--- Begin Dataset extract ---

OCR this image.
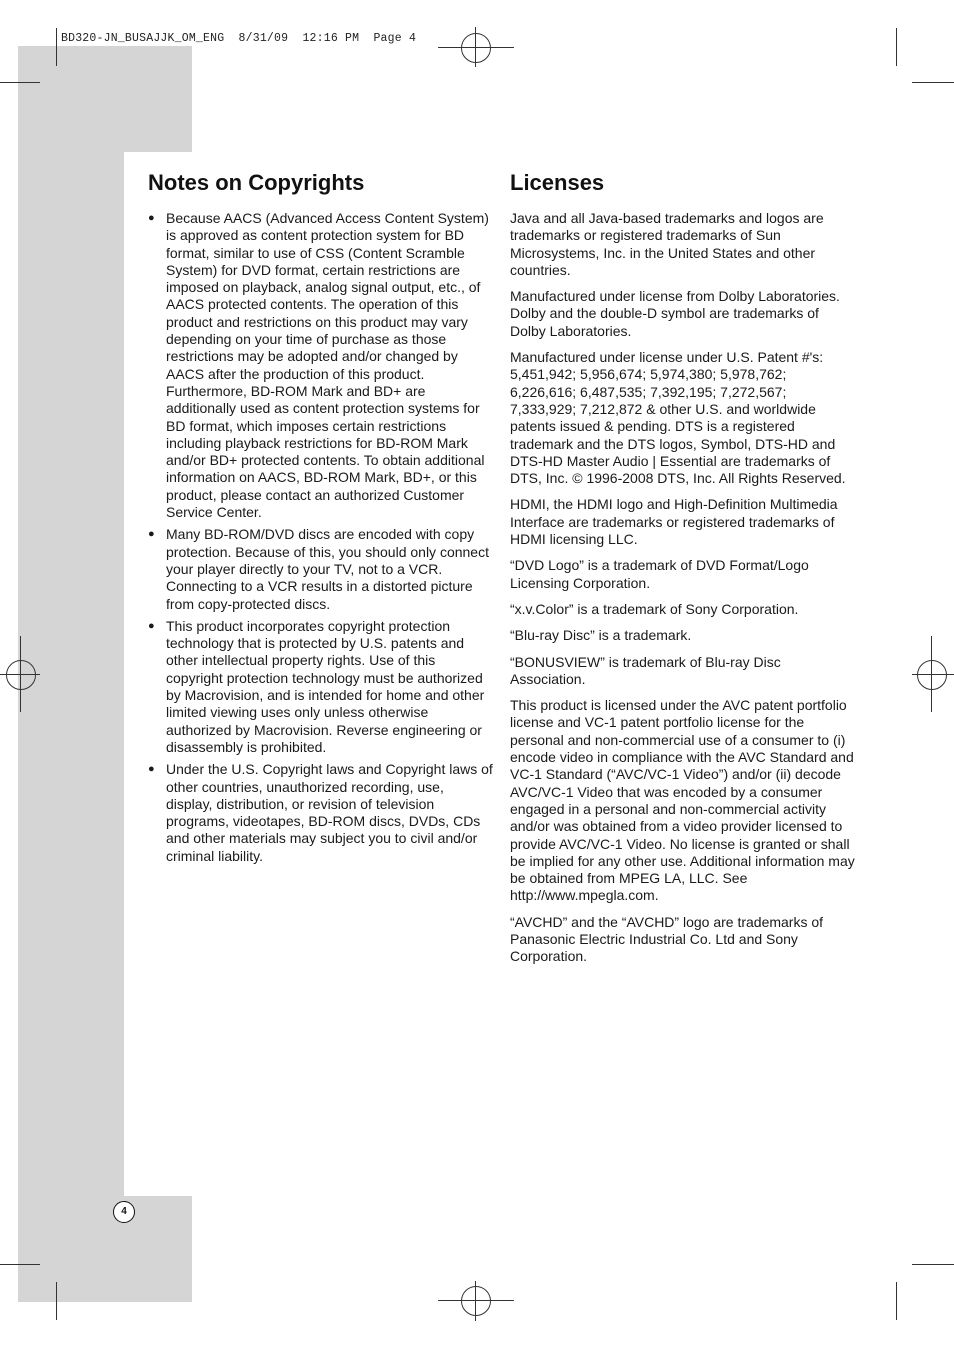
BD320-JN_BUSAJJK_OM_ENG  8/31/09  12:16 PM  Page 4
Notes on Copyrights
● Because AACS (Advanced Access Content System) is approved as content protection system for BD format, similar to use of CSS (Content Scramble System) for DVD format, certain restrictions are imposed on playback, analog signal output, etc., of AACS protected contents. The operation of this product and restrictions on this product may vary depending on your time of purchase as those restrictions may be adopted and/or changed by AACS after the production of this product.

Furthermore, BD-ROM Mark and BD+ are additionally used as content protection systems for BD format, which imposes certain restrictions including playback restrictions for BD-ROM Mark and/or BD+ protected contents. To obtain additional information on AACS, BD-ROM Mark, BD+, or this product, please contact an authorized Customer Service Center.

● Many BD-ROM/DVD discs are encoded with copy protection. Because of this, you should only connect your player directly to your TV, not to a VCR. Connecting to a VCR results in a distorted picture from copy-protected discs.

● This product incorporates copyright protection technology that is protected by U.S. patents and other intellectual property rights. Use of this copyright protection technology must be authorized by Macrovision, and is intended for home and other limited viewing uses only unless otherwise authorized by Macrovision. Reverse engineering or disassembly is prohibited.

● Under the U.S. Copyright laws and Copyright laws of other countries, unauthorized recording, use, display, distribution, or revision of television programs, videotapes, BD-ROM discs, DVDs, CDs and other materials may subject you to civil and/or criminal liability.

Licenses

Java and all Java-based trademarks and logos are trademarks or registered trademarks of Sun Microsystems, Inc. in the United States and other countries.

Manufactured under license from Dolby Laboratories. Dolby and the double-D symbol are trademarks of Dolby Laboratories.

Manufactured under license under U.S. Patent #'s: 5,451,942; 5,956,674; 5,974,380; 5,978,762; 6,226,616; 6,487,535; 7,392,195; 7,272,567; 7,333,929; 7,212,872 & other U.S. and worldwide patents issued & pending. DTS is a registered trademark and the DTS logos, Symbol, DTS-HD and DTS-HD Master Audio | Essential are trademarks of DTS, Inc. © 1996-2008 DTS, Inc. All Rights Reserved.

HDMI, the HDMI logo and High-Definition Multimedia Interface are trademarks or registered trademarks of HDMI licensing LLC.

“DVD Logo” is a trademark of DVD Format/Logo Licensing Corporation.

“x.v.Color” is a trademark of Sony Corporation.

“Blu-ray Disc” is a trademark.

“BONUSVIEW” is trademark of Blu-ray Disc Association.

This product is licensed under the AVC patent portfolio license and VC-1 patent portfolio license for the personal and non-commercial use of a consumer to (i) encode video in compliance with the AVC Standard and VC-1 Standard (“AVC/VC-1 Video”) and/or (ii) decode AVC/VC-1 Video that was encoded by a consumer engaged in a personal and non-commercial activity and/or was obtained from a video provider licensed to provide AVC/VC-1 Video. No license is granted or shall be implied for any other use. Additional information may be obtained from MPEG LA, LLC. See http://www.mpegla.com.

“AVCHD” and the “AVCHD” logo are trademarks of Panasonic Electric Industrial Co. Ltd and Sony Corporation.

4
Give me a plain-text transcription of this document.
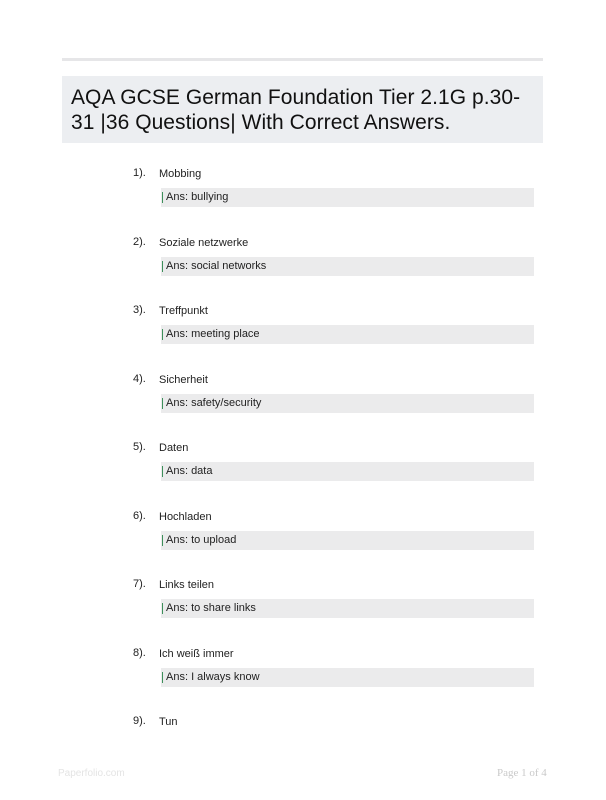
AQA GCSE German Foundation Tier 2.1G p.30-31 |36 Questions| With Correct Answers.
1). Mobbing
Ans: bullying
2). Soziale netzwerke
Ans: social networks
3). Treffpunkt
Ans: meeting place
4). Sicherheit
Ans: safety/security
5). Daten
Ans: data
6). Hochladen
Ans: to upload
7). Links teilen
Ans: to share links
8). Ich weiß immer
Ans: I always know
9). Tun
Paperfolio.com	Page 1 of 4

--- End Dataset extract ---

- [Aim of the task]: Repeat each record exactly as shown above, dropping all images.

- [Task answer]:
OCR this image.
BD320-JN_BUSAJJK_OM_ENG  8/31/09  12:16 PM  Page 4
Notes on Copyrights
● Because AACS (Advanced Access Content System) is approved as content protection system for BD format, similar to use of CSS (Content Scramble System) for DVD format, certain restrictions are imposed on playback, analog signal output, etc., of AACS protected contents. The operation of this product and restrictions on this product may vary depending on your time of purchase as those restrictions may be adopted and/or changed by AACS after the production of this product.

Furthermore, BD-ROM Mark and BD+ are additionally used as content protection systems for BD format, which imposes certain restrictions including playback restrictions for BD-ROM Mark and/or BD+ protected contents. To obtain additional information on AACS, BD-ROM Mark, BD+, or this product, please contact an authorized Customer Service Center.

● Many BD-ROM/DVD discs are encoded with copy protection. Because of this, you should only connect your player directly to your TV, not to a VCR. Connecting to a VCR results in a distorted picture from copy-protected discs.

● This product incorporates copyright protection technology that is protected by U.S. patents and other intellectual property rights. Use of this copyright protection technology must be authorized by Macrovision, and is intended for home and other limited viewing uses only unless otherwise authorized by Macrovision. Reverse engineering or disassembly is prohibited.

● Under the U.S. Copyright laws and Copyright laws of other countries, unauthorized recording, use, display, distribution, or revision of television programs, videotapes, BD-ROM discs, DVDs, CDs and other materials may subject you to civil and/or criminal liability.

Licenses

Java and all Java-based trademarks and logos are trademarks or registered trademarks of Sun Microsystems, Inc. in the United States and other countries.

Manufactured under license from Dolby Laboratories. Dolby and the double-D symbol are trademarks of Dolby Laboratories.

Manufactured under license under U.S. Patent #'s: 5,451,942; 5,956,674; 5,974,380; 5,978,762; 6,226,616; 6,487,535; 7,392,195; 7,272,567; 7,333,929; 7,212,872 & other U.S. and worldwide patents issued & pending. DTS is a registered trademark and the DTS logos, Symbol, DTS-HD and DTS-HD Master Audio | Essential are trademarks of DTS, Inc. © 1996-2008 DTS, Inc. All Rights Reserved.

HDMI, the HDMI logo and High-Definition Multimedia Interface are trademarks or registered trademarks of HDMI licensing LLC.

“DVD Logo” is a trademark of DVD Format/Logo Licensing Corporation.

“x.v.Color” is a trademark of Sony Corporation.

“Blu-ray Disc” is a trademark.

“BONUSVIEW” is trademark of Blu-ray Disc Association.

This product is licensed under the AVC patent portfolio license and VC-1 patent portfolio license for the personal and non-commercial use of a consumer to (i) encode video in compliance with the AVC Standard and VC-1 Standard (“AVC/VC-1 Video”) and/or (ii) decode AVC/VC-1 Video that was encoded by a consumer engaged in a personal and non-commercial activity and/or was obtained from a video provider licensed to provide AVC/VC-1 Video. No license is granted or shall be implied for any other use. Additional information may be obtained from MPEG LA, LLC. See http://www.mpegla.com.

“AVCHD” and the “AVCHD” logo are trademarks of Panasonic Electric Industrial Co. Ltd and Sony Corporation.

4
Give me a plain-text transcription of this document.
AQA GCSE German Foundation Tier 2.1G p.30-31 |36 Questions| With Correct Answers.
1). Mobbing
Ans: bullying
2). Soziale netzwerke
Ans: social networks
3). Treffpunkt
Ans: meeting place
4). Sicherheit
Ans: safety/security
5). Daten
Ans: data
6). Hochladen
Ans: to upload
7). Links teilen
Ans: to share links
8). Ich weiß immer
Ans: I always know
9). Tun
Paperfolio.com	Page 1 of 4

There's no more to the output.